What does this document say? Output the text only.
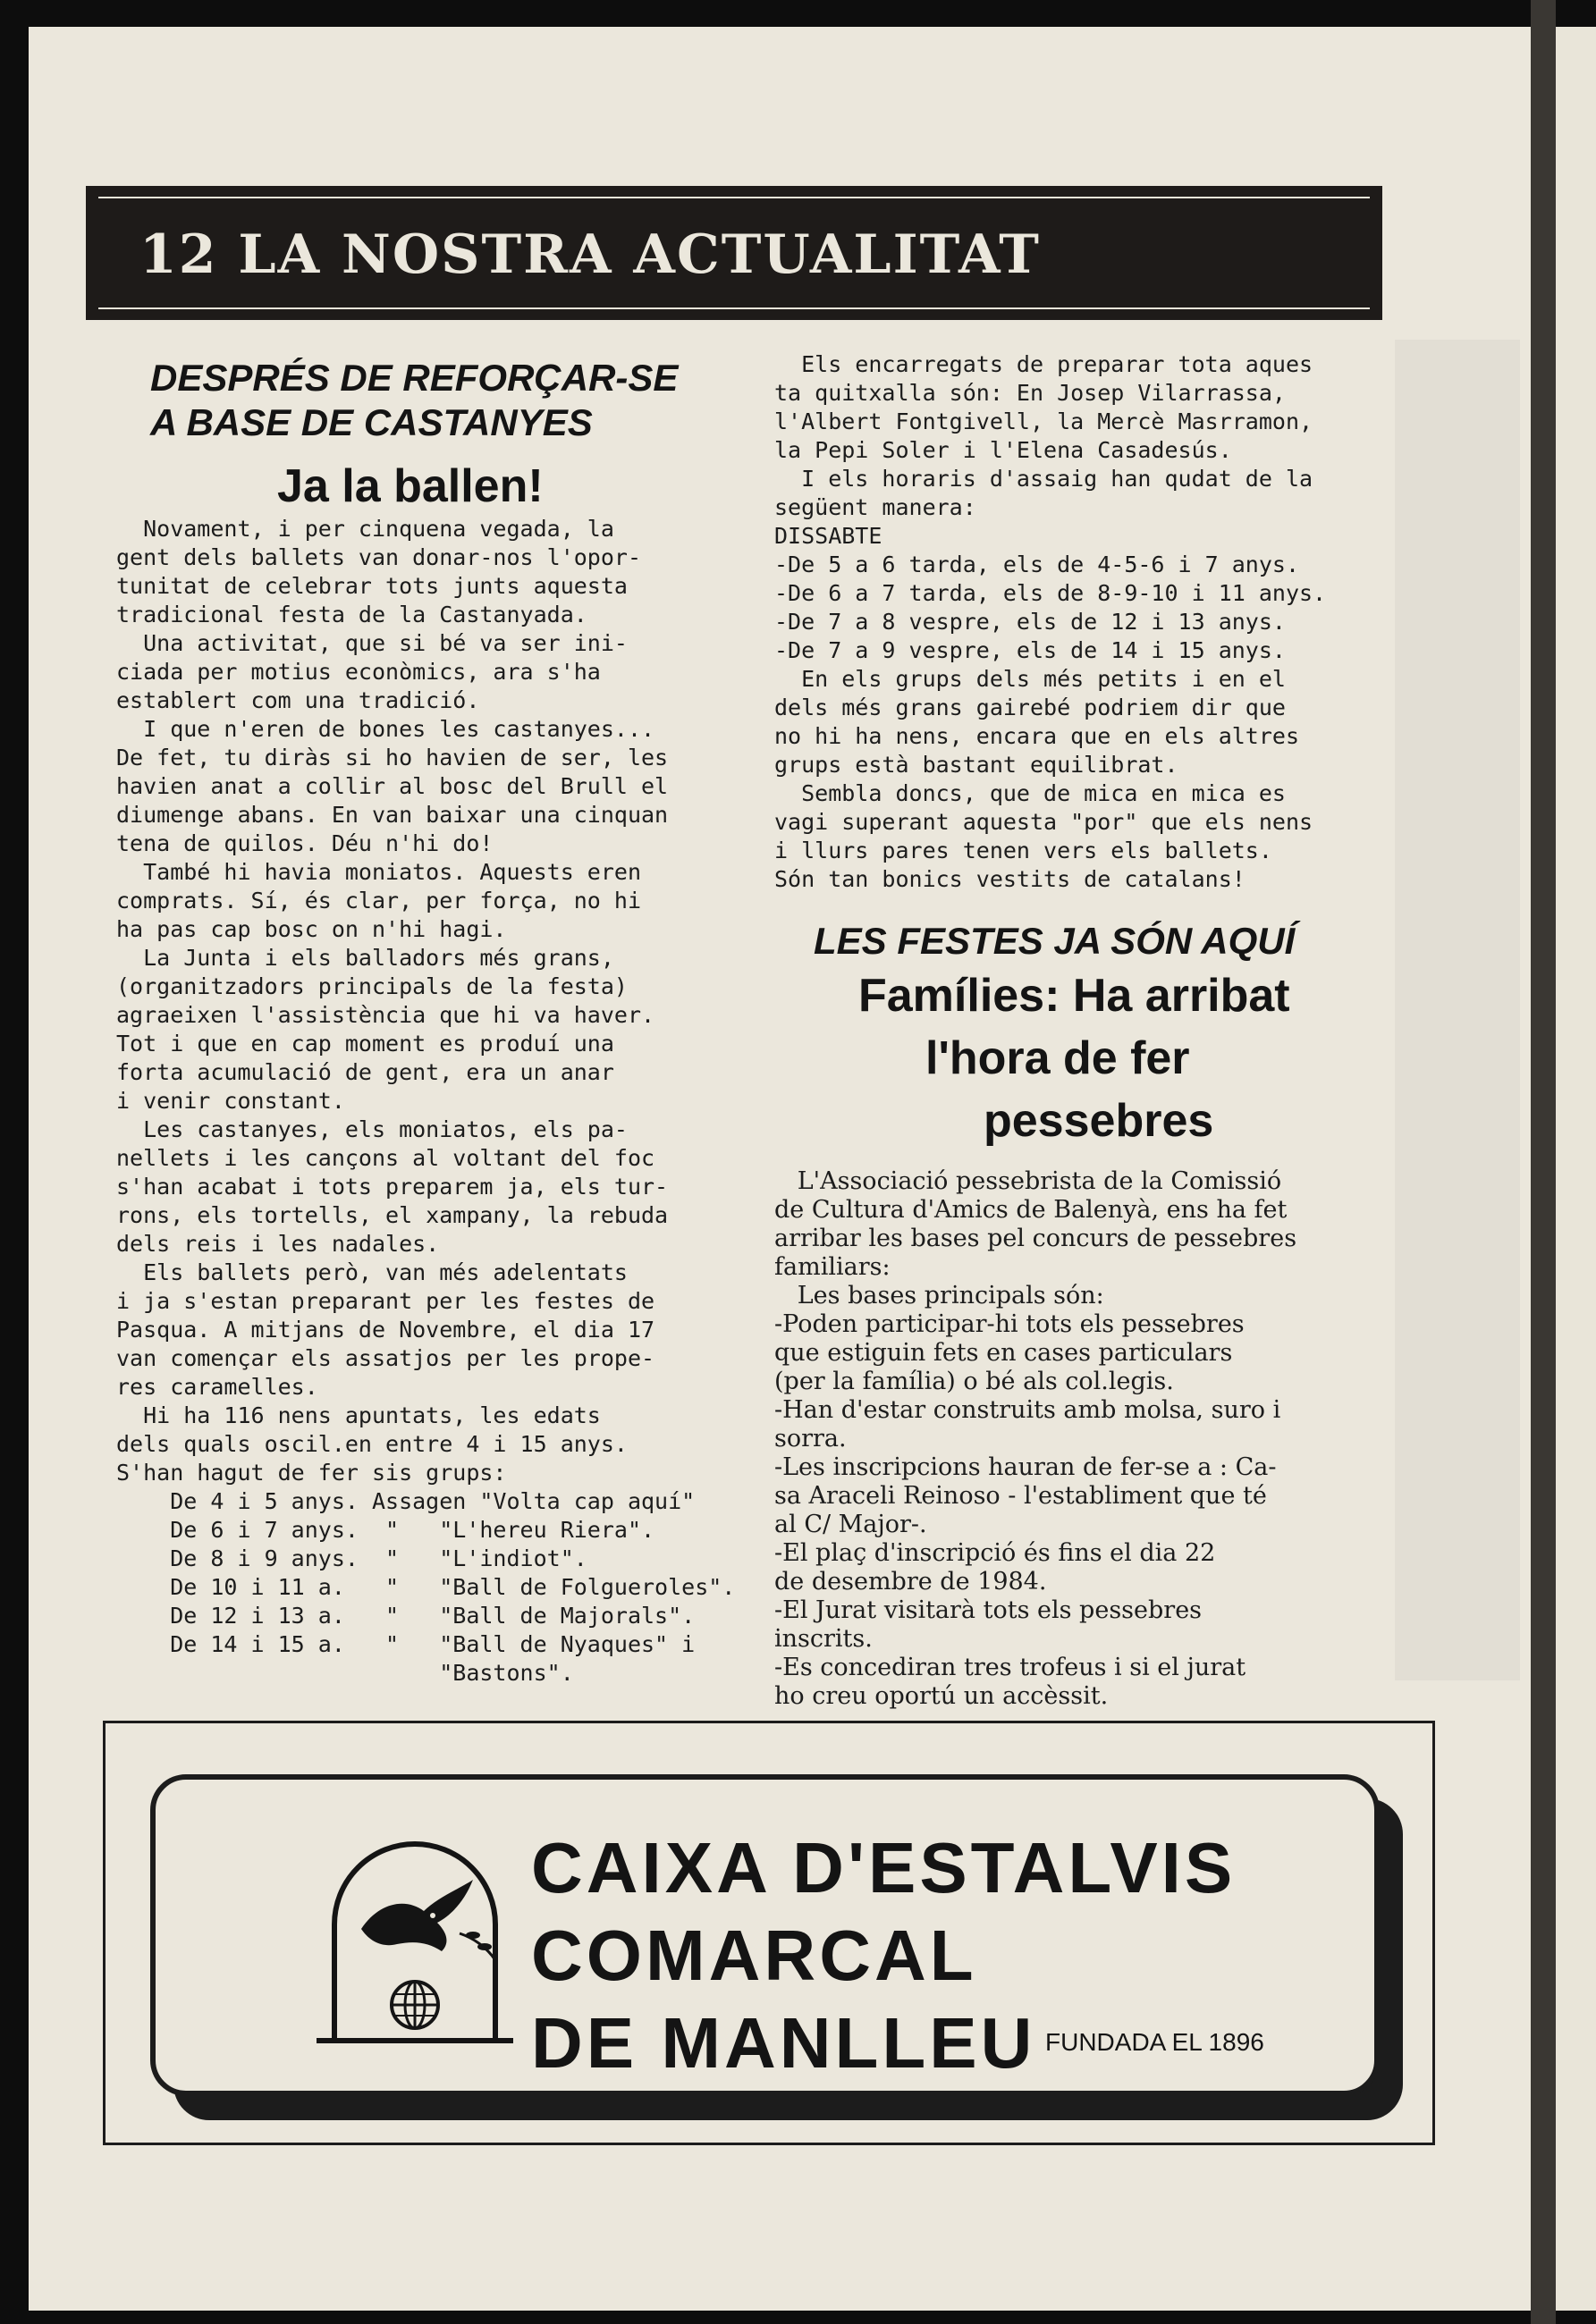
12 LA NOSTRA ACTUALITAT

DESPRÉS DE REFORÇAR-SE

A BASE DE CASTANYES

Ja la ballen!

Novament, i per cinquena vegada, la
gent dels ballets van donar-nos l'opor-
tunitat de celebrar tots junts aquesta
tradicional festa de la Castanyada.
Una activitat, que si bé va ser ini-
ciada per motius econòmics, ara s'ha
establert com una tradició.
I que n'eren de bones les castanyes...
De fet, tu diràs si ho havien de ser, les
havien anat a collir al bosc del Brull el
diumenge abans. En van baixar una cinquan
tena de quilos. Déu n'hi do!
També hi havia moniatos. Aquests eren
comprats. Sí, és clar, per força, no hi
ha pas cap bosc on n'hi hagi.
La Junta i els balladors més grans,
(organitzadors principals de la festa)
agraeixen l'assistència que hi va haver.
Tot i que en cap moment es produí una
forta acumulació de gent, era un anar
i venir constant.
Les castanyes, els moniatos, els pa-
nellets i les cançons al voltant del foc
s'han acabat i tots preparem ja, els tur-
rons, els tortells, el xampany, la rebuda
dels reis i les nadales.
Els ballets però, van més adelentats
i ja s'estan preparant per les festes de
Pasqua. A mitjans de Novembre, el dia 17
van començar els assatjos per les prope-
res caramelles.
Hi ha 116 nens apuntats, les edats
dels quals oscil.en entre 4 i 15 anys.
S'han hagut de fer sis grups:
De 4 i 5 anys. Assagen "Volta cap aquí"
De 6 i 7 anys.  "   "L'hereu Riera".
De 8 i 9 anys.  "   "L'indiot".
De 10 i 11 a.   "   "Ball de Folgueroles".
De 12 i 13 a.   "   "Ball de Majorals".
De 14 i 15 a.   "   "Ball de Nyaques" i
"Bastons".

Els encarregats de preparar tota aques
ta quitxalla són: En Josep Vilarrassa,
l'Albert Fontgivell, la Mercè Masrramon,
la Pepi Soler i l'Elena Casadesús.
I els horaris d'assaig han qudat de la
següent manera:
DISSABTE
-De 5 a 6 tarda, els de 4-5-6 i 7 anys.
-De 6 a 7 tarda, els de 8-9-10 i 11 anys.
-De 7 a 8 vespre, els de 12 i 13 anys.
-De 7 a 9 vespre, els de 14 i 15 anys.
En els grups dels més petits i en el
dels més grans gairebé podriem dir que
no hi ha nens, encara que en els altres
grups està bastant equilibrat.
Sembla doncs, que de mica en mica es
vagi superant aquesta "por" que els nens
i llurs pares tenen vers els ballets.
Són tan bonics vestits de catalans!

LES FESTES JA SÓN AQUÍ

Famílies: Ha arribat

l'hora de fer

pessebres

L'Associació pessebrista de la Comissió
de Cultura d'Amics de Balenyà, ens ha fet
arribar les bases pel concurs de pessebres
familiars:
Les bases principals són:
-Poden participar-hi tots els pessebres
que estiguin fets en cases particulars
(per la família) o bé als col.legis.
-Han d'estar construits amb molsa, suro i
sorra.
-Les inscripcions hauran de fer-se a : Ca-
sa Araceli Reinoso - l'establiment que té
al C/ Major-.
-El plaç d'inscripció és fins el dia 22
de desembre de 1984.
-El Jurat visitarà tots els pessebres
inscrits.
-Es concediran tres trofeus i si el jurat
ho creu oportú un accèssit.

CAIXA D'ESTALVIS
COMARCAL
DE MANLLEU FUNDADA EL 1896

==========

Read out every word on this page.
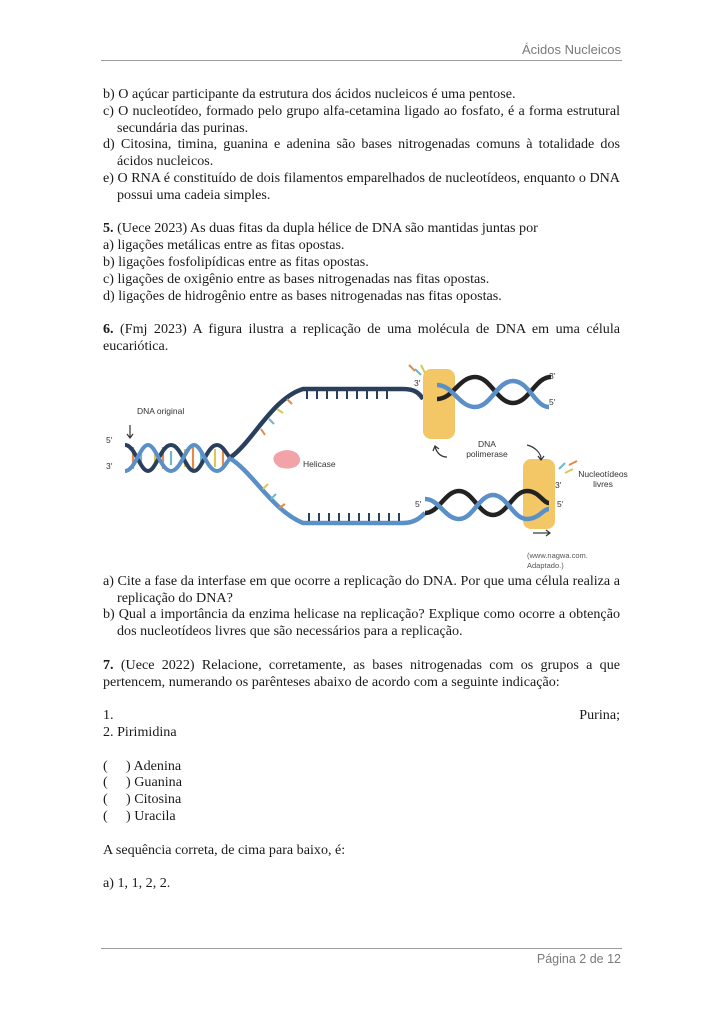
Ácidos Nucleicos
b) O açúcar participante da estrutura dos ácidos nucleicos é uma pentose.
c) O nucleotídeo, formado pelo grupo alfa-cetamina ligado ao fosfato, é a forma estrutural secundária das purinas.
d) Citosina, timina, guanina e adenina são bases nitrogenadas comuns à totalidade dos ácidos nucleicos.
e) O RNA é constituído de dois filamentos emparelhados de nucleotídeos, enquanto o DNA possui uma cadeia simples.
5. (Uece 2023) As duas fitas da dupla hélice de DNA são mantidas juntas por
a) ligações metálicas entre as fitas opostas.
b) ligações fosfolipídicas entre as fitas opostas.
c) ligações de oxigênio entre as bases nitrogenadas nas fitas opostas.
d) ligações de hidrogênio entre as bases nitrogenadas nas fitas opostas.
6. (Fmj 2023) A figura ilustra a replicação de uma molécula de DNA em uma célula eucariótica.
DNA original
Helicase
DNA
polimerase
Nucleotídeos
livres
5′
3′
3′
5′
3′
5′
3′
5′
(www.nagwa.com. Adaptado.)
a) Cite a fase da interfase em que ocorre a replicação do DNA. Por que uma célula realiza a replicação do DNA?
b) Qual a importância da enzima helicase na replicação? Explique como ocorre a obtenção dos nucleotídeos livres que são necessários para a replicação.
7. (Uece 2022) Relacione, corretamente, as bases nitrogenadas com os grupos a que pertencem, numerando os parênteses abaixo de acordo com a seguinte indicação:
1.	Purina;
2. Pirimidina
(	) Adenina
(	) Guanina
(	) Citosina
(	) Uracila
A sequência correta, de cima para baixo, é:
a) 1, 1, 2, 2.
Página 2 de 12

==========

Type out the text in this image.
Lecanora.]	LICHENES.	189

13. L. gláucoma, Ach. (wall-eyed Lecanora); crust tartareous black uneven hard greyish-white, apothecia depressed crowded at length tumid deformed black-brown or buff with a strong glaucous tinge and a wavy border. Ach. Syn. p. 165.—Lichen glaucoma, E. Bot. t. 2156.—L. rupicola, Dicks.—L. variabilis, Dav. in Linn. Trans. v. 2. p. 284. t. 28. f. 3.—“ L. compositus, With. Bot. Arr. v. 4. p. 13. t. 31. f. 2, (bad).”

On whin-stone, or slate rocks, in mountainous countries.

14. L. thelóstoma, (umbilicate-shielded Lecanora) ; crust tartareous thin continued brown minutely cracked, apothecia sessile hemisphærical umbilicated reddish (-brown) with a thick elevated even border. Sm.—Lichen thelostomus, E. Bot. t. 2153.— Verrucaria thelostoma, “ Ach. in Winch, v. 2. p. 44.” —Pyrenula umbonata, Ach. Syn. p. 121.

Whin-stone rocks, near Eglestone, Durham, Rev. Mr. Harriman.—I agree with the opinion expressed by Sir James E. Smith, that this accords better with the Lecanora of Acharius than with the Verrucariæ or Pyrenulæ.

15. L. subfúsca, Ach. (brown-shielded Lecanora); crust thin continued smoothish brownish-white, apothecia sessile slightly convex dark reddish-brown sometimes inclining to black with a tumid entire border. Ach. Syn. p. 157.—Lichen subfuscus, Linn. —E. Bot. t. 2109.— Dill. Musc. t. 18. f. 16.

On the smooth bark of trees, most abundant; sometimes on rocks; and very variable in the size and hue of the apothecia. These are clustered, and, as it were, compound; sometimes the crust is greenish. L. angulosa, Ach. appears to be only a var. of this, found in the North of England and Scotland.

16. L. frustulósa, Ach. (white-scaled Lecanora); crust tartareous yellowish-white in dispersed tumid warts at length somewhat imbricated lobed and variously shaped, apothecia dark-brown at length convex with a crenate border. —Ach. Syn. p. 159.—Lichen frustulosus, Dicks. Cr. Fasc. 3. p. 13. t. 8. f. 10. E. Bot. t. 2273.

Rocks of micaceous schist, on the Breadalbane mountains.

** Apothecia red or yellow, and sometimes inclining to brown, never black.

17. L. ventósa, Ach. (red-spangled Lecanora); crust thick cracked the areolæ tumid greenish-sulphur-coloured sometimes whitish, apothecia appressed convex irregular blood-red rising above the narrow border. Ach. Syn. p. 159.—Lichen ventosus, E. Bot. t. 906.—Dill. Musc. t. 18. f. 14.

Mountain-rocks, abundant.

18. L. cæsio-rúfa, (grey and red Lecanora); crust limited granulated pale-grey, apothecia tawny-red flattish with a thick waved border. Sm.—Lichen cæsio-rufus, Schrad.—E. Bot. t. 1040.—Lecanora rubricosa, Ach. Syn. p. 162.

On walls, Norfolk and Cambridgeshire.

==========

Report every line containing the word "ballets" from the listing above.

gent dels ballets van donar-nos l'opor-
Els ballets però, van més adelentats
i llurs pares tenen vers els ballets.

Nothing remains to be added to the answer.